Exercise description:
The records underneath are to be repeated exactly, with the pictures left out.
◇ ◇ ◇ ◇ ◇
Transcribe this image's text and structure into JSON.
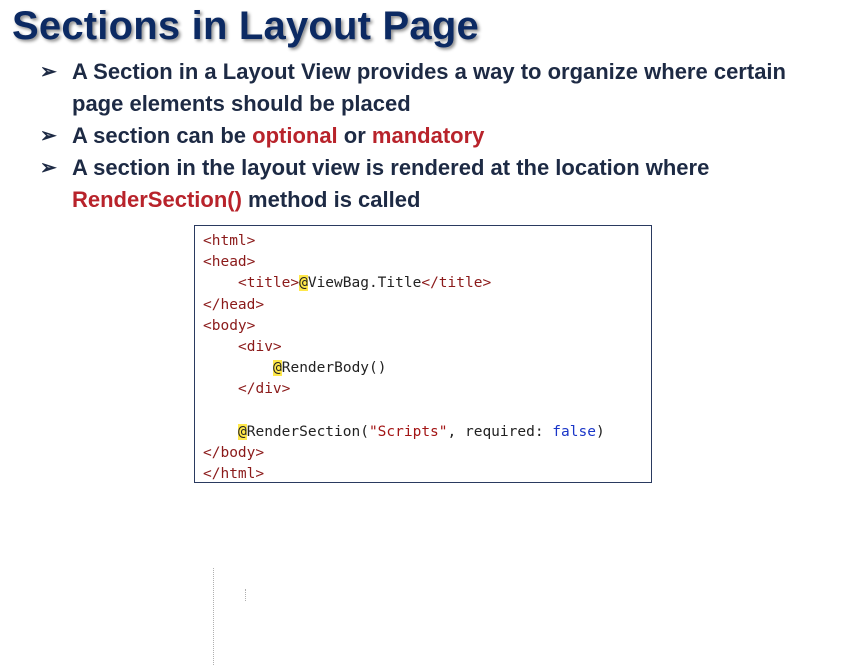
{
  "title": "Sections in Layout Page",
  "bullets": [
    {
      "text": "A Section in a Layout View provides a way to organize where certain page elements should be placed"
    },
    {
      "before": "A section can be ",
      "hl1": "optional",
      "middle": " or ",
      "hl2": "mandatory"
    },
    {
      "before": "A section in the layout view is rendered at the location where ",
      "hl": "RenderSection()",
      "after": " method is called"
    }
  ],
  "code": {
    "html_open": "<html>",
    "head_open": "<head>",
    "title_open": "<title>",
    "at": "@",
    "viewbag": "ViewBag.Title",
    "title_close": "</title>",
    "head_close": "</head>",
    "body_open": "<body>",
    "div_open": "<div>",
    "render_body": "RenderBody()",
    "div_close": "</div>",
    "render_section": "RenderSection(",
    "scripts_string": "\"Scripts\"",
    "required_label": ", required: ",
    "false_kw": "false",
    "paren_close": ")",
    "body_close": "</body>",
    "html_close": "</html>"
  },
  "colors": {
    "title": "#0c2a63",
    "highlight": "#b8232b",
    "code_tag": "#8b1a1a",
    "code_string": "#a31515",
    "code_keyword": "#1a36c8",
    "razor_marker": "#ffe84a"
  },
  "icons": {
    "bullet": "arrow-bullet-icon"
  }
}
◇ ◇ ◇ ◇ ◇
Correct answer:
Transcribe this image's text and structure into JSON.
{
  "title": "Sections in Layout Page",
  "bullets": [
    {
      "text": "A Section in a Layout View provides a way to organize where certain page elements should be placed"
    },
    {
      "before": "A section can be ",
      "hl1": "optional",
      "middle": " or ",
      "hl2": "mandatory"
    },
    {
      "before": "A section in the layout view is rendered at the location where ",
      "hl": "RenderSection()",
      "after": " method is called"
    }
  ],
  "code": {
    "html_open": "<html>",
    "head_open": "<head>",
    "title_open": "<title>",
    "at": "@",
    "viewbag": "ViewBag.Title",
    "title_close": "</title>",
    "head_close": "</head>",
    "body_open": "<body>",
    "div_open": "<div>",
    "render_body": "RenderBody()",
    "div_close": "</div>",
    "render_section": "RenderSection(",
    "scripts_string": "\"Scripts\"",
    "required_label": ", required: ",
    "false_kw": "false",
    "paren_close": ")",
    "body_close": "</body>",
    "html_close": "</html>"
  },
  "colors": {
    "title": "#0c2a63",
    "highlight": "#b8232b",
    "code_tag": "#8b1a1a",
    "code_string": "#a31515",
    "code_keyword": "#1a36c8",
    "razor_marker": "#ffe84a"
  },
  "icons": {
    "bullet": "arrow-bullet-icon"
  }
}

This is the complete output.